--- Start Entries shown ---

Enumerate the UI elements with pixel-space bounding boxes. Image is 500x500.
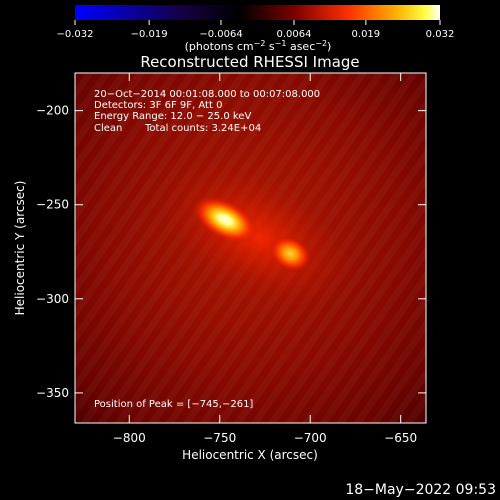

--- End Entries shown ---
--- Start Entries shown ---

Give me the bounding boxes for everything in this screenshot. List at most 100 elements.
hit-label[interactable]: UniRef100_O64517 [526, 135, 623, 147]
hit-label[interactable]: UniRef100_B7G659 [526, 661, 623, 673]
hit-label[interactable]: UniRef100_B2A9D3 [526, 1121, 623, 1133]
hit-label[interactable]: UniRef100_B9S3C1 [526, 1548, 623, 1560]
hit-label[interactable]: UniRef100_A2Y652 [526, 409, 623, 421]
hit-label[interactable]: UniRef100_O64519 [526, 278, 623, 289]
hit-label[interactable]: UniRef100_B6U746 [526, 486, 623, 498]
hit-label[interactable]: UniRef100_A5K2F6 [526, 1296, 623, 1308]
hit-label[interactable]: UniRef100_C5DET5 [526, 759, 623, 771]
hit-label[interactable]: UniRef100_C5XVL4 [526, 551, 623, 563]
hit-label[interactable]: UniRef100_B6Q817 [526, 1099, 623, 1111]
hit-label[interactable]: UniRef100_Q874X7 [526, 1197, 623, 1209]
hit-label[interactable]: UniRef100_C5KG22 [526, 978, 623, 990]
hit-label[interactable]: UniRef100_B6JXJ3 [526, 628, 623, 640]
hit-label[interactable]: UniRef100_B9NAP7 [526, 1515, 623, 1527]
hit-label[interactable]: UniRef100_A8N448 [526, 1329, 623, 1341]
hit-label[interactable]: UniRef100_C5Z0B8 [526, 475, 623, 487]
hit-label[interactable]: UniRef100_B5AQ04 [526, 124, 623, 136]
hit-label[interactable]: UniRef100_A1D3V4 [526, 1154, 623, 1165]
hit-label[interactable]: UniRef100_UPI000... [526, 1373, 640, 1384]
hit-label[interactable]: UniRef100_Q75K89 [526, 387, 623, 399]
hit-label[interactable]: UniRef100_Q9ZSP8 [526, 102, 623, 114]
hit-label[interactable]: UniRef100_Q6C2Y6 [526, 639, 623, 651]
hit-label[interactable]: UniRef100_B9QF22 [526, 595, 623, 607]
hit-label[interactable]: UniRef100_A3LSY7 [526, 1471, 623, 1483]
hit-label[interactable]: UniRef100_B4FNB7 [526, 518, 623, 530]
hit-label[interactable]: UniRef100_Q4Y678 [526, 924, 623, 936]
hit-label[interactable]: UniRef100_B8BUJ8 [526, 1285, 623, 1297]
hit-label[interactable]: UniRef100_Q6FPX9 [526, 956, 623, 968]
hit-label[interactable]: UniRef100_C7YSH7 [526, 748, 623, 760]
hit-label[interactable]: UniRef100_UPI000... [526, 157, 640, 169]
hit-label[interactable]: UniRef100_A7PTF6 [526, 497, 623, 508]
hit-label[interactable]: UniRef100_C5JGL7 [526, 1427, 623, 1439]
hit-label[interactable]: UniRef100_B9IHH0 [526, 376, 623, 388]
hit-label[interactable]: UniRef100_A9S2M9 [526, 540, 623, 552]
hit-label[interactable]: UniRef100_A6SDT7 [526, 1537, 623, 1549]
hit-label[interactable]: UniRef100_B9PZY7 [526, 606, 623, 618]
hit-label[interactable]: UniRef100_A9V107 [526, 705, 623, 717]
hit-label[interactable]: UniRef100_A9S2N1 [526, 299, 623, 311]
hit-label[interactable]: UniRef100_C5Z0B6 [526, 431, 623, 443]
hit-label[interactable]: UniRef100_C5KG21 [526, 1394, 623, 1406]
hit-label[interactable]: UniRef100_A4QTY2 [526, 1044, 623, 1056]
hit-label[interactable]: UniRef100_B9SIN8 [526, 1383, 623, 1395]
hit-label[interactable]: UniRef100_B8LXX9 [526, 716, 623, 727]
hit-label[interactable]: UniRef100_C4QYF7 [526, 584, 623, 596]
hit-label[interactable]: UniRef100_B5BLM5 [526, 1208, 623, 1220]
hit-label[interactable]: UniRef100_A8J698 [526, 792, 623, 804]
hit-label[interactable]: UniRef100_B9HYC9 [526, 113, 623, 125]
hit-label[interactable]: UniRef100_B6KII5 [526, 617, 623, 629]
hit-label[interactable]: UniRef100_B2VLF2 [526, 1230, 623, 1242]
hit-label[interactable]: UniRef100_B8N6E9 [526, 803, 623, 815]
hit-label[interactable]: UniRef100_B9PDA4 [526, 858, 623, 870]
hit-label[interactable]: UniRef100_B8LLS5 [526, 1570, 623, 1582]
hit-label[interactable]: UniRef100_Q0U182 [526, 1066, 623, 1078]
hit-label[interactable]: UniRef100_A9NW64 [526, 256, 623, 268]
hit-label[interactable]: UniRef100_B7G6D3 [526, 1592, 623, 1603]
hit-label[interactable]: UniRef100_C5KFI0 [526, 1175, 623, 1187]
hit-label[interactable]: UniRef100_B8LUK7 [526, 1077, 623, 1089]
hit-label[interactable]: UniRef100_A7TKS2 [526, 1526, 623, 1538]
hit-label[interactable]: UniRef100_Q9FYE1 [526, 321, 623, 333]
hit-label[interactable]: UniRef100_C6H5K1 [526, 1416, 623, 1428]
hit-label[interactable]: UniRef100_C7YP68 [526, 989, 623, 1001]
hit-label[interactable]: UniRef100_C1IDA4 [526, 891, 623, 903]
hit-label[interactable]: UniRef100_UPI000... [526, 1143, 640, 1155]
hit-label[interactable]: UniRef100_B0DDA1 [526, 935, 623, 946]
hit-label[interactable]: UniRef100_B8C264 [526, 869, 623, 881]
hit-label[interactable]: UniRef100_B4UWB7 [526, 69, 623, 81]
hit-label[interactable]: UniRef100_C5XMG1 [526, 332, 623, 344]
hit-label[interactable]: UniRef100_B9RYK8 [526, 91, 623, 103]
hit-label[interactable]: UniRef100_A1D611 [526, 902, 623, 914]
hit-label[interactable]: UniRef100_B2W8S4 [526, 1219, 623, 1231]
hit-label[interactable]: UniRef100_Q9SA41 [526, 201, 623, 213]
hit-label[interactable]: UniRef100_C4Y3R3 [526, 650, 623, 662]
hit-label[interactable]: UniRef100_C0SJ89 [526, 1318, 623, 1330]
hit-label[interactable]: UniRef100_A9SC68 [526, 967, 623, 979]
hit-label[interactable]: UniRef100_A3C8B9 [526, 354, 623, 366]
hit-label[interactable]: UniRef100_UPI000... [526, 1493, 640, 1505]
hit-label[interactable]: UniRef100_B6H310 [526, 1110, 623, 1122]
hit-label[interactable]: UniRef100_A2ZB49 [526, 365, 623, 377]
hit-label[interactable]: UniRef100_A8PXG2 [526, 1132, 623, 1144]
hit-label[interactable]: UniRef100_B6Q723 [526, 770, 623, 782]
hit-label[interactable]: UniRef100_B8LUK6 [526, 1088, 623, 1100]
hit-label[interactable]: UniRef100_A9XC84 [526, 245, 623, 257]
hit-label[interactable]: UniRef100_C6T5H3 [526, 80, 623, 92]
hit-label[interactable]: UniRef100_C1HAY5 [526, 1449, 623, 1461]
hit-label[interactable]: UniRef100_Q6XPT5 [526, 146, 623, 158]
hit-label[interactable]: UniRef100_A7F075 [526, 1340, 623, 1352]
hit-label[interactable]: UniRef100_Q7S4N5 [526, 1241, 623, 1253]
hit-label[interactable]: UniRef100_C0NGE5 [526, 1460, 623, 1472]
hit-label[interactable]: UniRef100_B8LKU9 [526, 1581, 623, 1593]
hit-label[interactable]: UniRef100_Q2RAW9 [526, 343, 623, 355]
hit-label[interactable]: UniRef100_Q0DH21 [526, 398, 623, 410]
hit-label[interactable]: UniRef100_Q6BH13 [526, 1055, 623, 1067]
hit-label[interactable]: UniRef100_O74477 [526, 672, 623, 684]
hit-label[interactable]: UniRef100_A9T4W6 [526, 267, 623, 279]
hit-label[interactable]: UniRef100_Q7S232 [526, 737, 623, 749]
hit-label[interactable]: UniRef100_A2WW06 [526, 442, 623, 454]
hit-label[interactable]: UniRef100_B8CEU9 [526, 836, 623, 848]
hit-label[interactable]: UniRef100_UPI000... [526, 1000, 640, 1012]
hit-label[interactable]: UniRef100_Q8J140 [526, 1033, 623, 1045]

--- End Entries shown ---
--- Start Entries shown ---

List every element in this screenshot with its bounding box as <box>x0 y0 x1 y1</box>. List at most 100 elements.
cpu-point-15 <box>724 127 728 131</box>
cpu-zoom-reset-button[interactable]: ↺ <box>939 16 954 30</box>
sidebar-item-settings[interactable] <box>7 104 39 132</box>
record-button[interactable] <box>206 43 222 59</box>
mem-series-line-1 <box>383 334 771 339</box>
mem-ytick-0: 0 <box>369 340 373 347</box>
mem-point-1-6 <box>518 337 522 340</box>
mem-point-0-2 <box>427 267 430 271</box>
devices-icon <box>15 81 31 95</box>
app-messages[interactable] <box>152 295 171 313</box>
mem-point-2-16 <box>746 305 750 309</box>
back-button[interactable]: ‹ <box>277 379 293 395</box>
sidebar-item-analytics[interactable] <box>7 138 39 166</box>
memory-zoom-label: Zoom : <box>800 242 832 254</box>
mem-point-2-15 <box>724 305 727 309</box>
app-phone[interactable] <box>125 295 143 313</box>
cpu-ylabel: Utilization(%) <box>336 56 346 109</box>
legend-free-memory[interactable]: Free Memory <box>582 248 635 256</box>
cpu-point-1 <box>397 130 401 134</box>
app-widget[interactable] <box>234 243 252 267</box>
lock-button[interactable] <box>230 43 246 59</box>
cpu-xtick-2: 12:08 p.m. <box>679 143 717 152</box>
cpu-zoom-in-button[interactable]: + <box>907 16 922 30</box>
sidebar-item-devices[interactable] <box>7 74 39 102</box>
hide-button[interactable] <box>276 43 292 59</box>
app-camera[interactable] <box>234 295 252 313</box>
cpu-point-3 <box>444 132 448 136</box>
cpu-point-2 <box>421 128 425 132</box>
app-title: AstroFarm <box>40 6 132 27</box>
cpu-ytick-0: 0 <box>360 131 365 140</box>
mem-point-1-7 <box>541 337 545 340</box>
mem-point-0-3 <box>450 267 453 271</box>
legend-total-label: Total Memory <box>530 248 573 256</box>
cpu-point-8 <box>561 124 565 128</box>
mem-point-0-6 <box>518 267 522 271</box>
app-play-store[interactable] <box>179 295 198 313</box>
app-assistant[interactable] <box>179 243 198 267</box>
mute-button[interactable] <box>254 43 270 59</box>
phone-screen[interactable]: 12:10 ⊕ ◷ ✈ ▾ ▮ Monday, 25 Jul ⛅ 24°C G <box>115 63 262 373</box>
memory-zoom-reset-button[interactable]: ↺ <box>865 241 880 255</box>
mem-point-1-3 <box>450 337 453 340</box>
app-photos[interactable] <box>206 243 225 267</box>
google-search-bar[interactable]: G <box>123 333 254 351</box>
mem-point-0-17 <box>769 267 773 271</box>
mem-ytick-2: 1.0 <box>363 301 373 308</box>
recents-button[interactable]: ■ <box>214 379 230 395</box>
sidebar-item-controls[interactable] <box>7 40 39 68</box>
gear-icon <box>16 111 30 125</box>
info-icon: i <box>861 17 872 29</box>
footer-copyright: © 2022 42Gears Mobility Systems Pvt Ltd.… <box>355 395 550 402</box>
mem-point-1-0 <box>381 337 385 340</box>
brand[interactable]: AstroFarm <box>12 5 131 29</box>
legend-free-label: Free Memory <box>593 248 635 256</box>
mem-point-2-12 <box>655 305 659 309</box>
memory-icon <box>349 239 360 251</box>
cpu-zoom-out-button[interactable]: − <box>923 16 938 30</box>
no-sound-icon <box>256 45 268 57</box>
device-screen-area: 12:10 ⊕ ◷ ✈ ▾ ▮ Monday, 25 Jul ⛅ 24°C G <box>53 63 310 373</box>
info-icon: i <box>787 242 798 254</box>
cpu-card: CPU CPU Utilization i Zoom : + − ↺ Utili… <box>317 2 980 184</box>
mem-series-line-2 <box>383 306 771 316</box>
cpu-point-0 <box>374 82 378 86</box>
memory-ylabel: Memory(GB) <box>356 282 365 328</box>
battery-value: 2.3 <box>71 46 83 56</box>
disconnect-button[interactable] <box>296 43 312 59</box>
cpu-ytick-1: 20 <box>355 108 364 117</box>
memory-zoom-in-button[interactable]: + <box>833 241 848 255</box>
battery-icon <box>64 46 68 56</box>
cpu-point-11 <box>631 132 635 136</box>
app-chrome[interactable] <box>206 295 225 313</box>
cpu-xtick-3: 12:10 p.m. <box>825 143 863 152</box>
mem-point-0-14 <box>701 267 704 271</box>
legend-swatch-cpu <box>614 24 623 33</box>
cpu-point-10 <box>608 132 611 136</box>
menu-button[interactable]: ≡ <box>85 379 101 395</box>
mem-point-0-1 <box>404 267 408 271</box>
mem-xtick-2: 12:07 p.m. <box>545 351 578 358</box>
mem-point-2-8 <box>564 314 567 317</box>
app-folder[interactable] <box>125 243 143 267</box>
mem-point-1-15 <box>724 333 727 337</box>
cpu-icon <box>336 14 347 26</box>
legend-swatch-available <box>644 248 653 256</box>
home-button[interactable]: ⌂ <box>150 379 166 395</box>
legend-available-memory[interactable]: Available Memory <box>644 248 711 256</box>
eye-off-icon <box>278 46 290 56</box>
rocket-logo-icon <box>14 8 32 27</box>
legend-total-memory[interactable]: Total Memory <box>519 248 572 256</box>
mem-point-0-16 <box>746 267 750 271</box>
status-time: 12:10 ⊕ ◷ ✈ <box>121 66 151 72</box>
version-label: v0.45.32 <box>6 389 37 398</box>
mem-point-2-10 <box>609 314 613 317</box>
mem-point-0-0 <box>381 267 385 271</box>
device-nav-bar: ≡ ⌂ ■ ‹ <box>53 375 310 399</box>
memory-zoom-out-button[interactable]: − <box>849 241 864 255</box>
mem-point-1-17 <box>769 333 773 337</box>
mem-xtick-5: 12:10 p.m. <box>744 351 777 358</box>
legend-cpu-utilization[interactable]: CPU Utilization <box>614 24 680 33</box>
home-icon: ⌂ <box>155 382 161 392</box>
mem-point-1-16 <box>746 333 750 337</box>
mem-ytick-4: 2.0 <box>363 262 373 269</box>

--- End Entries shown ---

Set out the lines from the one containing "List every element" through the one containing "memory-zoom-reset-button[interactable]: ↺ <box>865", both included, as a numbered list, leaving out any blank lines.

# The completed task
1. List every element in this screenshot with its bounding box as <box>x0 y0 x1 y1</box>. List at most 100 elements.
2. cpu-point-15 <box>724 127 728 131</box>
3. cpu-zoom-reset-button[interactable]: ↺ <box>939 16 954 30</box>
4. sidebar-item-settings[interactable] <box>7 104 39 132</box>
5. record-button[interactable] <box>206 43 222 59</box>
6. mem-series-line-1 <box>383 334 771 339</box>
7. mem-ytick-0: 0 <box>369 340 373 347</box>
8. mem-point-1-6 <box>518 337 522 340</box>
9. mem-point-0-2 <box>427 267 430 271</box>
10. devices-icon <box>15 81 31 95</box>
11. app-messages[interactable] <box>152 295 171 313</box>
12. mem-point-2-16 <box>746 305 750 309</box>
13. back-button[interactable]: ‹ <box>277 379 293 395</box>
14. sidebar-item-analytics[interactable] <box>7 138 39 166</box>
15. memory-zoom-label: Zoom : <box>800 242 832 254</box>
16. mem-point-2-15 <box>724 305 727 309</box>
17. app-phone[interactable] <box>125 295 143 313</box>
18. cpu-ylabel: Utilization(%) <box>336 56 346 109</box>
19. legend-free-memory[interactable]: Free Memory <box>582 248 635 256</box>
20. cpu-point-1 <box>397 130 401 134</box>
21. app-widget[interactable] <box>234 243 252 267</box>
22. lock-button[interactable] <box>230 43 246 59</box>
23. cpu-xtick-2: 12:08 p.m. <box>679 143 717 152</box>
24. cpu-zoom-in-button[interactable]: + <box>907 16 922 30</box>
25. sidebar-item-devices[interactable] <box>7 74 39 102</box>
26. hide-button[interactable] <box>276 43 292 59</box>
27. app-camera[interactable] <box>234 295 252 313</box>
28. cpu-point-3 <box>444 132 448 136</box>
29. cpu-point-2 <box>421 128 425 132</box>
30. app-title: AstroFarm <box>40 6 132 27</box>
31. cpu-ytick-0: 0 <box>360 131 365 140</box>
32. mem-point-1-7 <box>541 337 545 340</box>
33. mem-point-0-3 <box>450 267 453 271</box>
34. legend-total-label: Total Memory <box>530 248 573 256</box>
35. cpu-point-8 <box>561 124 565 128</box>
36. mem-point-0-6 <box>518 267 522 271</box>
37. app-play-store[interactable] <box>179 295 198 313</box>
38. app-assistant[interactable] <box>179 243 198 267</box>
39. mute-button[interactable] <box>254 43 270 59</box>
40. phone-screen[interactable]: 12:10 ⊕ ◷ ✈ ▾ ▮ Monday, 25 Jul ⛅ 24°C G <box>115 63 262 373</box>
41. memory-zoom-reset-button[interactable]: ↺ <box>865 241 880 255</box>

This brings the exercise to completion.